→ **OBJECTIVE**: Determine which lines contain the word "move", then copy those lines.

┌─ DATA TO PROCESS

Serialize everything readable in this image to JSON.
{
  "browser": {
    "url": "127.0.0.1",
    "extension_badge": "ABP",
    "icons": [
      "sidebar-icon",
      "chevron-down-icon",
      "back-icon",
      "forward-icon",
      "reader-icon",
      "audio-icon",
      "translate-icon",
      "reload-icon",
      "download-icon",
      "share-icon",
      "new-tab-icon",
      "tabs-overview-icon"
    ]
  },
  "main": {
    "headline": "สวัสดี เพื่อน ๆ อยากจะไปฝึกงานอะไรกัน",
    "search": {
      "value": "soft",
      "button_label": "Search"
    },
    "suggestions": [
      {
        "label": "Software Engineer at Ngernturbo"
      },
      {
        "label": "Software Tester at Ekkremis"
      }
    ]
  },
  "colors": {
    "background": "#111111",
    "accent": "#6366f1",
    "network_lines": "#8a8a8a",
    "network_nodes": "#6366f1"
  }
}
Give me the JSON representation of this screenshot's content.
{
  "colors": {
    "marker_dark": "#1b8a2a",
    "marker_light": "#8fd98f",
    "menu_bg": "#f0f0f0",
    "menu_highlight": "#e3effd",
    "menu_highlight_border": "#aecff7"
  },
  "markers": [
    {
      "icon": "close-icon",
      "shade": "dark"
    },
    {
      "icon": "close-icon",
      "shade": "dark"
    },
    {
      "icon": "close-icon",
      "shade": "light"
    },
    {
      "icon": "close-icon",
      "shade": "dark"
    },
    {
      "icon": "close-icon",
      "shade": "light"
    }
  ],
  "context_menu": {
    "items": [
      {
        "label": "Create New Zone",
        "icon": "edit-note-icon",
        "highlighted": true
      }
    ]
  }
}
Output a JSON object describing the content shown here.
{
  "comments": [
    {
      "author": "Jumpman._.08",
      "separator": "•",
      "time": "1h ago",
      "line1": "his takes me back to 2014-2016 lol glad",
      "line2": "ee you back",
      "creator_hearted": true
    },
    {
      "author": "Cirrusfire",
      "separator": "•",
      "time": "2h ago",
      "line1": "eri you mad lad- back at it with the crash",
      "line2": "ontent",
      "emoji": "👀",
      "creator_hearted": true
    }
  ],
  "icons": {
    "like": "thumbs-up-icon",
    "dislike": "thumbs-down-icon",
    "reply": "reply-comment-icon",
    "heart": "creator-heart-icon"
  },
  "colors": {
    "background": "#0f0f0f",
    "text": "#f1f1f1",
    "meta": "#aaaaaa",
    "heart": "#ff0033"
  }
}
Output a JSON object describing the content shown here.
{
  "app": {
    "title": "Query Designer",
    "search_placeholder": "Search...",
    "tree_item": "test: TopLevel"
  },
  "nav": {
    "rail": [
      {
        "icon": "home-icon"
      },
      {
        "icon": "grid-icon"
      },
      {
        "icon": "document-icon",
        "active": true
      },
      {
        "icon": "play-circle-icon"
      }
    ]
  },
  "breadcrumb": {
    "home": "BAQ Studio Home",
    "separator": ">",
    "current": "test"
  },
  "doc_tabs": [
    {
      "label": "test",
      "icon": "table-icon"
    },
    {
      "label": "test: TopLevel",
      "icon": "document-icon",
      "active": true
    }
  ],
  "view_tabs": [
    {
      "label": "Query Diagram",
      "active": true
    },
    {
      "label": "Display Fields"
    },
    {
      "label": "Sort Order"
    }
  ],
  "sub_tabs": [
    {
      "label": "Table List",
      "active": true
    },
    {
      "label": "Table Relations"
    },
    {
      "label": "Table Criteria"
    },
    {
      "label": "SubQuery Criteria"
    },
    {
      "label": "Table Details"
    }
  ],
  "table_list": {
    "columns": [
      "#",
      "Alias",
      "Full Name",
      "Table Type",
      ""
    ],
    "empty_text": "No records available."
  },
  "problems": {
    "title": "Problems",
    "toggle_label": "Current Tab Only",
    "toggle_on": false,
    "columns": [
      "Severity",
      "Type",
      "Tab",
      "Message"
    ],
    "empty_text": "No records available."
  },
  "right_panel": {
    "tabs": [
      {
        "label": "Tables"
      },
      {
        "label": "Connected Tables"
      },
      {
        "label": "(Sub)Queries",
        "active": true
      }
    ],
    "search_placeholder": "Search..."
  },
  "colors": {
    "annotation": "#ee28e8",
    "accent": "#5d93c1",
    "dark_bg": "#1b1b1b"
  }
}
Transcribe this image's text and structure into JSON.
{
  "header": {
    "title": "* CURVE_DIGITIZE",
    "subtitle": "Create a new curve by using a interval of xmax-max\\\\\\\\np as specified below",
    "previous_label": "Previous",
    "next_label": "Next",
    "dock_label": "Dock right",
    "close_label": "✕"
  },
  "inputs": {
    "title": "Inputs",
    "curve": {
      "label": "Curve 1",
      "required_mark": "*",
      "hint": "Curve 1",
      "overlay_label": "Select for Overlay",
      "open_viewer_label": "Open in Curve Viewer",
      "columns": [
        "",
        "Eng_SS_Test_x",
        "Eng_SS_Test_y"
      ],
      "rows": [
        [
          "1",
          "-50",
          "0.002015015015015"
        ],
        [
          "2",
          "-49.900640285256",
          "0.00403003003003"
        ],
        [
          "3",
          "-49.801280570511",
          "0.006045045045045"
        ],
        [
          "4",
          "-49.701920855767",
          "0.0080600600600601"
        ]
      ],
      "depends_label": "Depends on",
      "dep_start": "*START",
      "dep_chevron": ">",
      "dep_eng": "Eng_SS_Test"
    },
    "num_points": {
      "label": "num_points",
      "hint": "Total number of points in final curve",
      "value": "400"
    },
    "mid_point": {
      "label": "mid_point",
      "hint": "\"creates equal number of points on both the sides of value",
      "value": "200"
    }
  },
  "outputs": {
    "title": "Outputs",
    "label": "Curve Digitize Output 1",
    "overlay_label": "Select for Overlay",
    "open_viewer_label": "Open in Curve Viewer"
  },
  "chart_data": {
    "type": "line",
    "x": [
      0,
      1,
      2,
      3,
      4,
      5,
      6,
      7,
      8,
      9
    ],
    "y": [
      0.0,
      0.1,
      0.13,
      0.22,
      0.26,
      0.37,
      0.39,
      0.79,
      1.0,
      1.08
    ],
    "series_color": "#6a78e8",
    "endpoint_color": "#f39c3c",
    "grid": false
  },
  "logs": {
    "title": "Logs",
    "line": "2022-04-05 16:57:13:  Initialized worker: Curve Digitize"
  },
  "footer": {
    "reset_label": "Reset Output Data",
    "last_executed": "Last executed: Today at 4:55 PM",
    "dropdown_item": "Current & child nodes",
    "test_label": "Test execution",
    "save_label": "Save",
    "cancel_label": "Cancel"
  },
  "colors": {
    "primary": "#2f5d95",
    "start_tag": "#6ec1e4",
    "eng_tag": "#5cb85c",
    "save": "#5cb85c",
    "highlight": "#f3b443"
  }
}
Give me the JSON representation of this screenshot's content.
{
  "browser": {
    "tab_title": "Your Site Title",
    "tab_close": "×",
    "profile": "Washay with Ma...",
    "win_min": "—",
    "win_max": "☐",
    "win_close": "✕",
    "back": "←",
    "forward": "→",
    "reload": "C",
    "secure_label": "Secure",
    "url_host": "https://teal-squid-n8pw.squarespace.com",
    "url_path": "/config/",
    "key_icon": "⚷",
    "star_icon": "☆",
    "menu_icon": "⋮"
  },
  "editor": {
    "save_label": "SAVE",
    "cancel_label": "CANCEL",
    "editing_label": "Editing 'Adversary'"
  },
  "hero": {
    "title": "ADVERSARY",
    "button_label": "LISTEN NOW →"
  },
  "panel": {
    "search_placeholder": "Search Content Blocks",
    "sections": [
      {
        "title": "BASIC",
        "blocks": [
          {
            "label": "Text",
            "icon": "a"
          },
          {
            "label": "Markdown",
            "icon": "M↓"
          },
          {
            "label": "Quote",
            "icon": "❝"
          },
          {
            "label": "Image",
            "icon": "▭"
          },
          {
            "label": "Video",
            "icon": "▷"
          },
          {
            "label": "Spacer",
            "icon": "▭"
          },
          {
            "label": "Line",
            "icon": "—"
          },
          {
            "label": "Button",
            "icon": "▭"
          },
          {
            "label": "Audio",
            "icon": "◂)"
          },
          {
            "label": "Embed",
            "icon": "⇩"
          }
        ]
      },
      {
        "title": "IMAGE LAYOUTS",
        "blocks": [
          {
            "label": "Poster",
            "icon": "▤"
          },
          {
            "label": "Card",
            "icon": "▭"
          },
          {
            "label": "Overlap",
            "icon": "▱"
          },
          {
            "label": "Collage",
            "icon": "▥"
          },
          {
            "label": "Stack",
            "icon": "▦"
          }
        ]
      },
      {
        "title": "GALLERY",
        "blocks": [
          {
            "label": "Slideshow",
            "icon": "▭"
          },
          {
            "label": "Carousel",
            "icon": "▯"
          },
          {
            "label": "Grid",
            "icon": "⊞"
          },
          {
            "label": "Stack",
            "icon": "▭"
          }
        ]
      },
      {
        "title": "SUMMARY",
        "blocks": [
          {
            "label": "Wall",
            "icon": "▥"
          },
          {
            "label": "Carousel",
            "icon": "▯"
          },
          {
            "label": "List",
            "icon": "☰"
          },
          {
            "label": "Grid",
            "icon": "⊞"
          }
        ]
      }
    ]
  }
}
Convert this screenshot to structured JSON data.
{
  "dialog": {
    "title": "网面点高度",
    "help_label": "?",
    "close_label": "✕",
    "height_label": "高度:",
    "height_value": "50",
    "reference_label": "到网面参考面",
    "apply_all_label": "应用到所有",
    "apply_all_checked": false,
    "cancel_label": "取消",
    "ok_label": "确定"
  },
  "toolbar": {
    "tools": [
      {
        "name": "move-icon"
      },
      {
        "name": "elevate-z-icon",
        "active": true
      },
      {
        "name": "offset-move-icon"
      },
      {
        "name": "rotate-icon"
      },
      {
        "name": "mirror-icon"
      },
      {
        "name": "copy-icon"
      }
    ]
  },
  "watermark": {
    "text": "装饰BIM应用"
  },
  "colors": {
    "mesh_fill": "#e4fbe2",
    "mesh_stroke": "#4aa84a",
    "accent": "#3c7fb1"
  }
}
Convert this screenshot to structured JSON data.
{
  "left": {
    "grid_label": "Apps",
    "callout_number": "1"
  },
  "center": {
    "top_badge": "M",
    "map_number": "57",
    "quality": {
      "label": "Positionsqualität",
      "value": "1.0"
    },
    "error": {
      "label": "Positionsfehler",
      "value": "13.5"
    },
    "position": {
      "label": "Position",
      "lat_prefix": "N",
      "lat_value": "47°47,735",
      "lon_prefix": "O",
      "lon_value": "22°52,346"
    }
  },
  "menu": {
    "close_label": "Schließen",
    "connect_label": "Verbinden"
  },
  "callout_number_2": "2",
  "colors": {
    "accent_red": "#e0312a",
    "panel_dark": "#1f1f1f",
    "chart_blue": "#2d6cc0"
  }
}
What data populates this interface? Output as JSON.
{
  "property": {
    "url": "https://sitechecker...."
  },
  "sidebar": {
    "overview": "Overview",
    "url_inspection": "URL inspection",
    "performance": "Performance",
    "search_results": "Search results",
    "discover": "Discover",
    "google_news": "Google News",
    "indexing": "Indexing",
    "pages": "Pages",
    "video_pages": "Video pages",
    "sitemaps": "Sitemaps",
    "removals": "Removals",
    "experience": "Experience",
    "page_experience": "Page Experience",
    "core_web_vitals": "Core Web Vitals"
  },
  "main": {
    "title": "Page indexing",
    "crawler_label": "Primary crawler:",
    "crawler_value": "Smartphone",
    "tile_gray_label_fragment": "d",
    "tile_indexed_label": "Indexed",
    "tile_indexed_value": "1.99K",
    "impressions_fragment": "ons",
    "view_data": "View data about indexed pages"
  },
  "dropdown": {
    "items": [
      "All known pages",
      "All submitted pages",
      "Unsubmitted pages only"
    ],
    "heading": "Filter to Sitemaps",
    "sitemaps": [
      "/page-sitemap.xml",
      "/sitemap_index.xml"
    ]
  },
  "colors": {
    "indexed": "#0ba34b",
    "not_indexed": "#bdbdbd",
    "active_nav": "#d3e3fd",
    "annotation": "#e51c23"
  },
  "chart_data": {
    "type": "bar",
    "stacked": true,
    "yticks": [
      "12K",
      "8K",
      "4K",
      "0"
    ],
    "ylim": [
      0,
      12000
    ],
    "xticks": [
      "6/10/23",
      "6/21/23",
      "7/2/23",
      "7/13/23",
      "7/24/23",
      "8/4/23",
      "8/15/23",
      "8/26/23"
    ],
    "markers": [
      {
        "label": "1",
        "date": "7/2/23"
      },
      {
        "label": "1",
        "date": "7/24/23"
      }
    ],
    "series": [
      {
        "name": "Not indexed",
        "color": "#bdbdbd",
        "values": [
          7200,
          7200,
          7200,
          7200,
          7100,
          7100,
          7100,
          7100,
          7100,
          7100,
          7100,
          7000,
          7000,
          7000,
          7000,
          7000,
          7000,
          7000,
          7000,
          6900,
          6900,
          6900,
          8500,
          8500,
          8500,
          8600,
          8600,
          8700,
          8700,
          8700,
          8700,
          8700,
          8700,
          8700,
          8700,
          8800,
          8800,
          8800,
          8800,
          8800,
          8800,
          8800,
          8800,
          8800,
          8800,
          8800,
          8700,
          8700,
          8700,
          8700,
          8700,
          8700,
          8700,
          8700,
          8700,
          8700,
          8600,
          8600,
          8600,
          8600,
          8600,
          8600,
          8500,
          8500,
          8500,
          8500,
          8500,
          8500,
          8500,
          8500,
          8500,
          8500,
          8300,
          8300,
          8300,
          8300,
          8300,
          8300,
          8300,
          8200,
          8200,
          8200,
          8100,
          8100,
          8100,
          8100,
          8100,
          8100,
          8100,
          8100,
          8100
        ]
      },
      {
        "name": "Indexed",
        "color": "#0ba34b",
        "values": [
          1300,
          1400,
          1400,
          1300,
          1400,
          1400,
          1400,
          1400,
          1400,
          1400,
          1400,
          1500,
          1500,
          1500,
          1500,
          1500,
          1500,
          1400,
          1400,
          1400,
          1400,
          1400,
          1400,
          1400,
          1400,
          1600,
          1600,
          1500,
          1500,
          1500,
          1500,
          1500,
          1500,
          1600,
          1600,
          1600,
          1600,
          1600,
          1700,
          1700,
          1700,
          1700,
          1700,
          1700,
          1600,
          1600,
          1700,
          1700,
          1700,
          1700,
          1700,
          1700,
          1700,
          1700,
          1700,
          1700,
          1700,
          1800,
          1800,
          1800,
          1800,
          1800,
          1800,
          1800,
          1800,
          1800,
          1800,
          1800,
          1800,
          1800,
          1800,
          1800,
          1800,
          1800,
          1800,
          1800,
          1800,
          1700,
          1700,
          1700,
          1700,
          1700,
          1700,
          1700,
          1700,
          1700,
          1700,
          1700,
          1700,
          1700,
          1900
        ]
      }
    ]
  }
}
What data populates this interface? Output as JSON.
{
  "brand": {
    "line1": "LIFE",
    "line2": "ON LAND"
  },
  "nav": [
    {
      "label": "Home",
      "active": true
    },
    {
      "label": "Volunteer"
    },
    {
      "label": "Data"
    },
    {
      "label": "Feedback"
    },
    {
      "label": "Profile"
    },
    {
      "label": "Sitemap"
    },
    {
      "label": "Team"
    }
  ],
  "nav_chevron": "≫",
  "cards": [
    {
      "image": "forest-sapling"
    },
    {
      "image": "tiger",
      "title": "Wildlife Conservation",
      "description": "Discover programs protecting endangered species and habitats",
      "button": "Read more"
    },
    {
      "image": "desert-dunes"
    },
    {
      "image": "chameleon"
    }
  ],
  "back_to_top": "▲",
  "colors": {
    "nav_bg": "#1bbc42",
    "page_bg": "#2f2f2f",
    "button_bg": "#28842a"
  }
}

└─

→ **RESULT FOR THIS TASK**:
        "name": "move-icon"
        "name": "offset-move-icon"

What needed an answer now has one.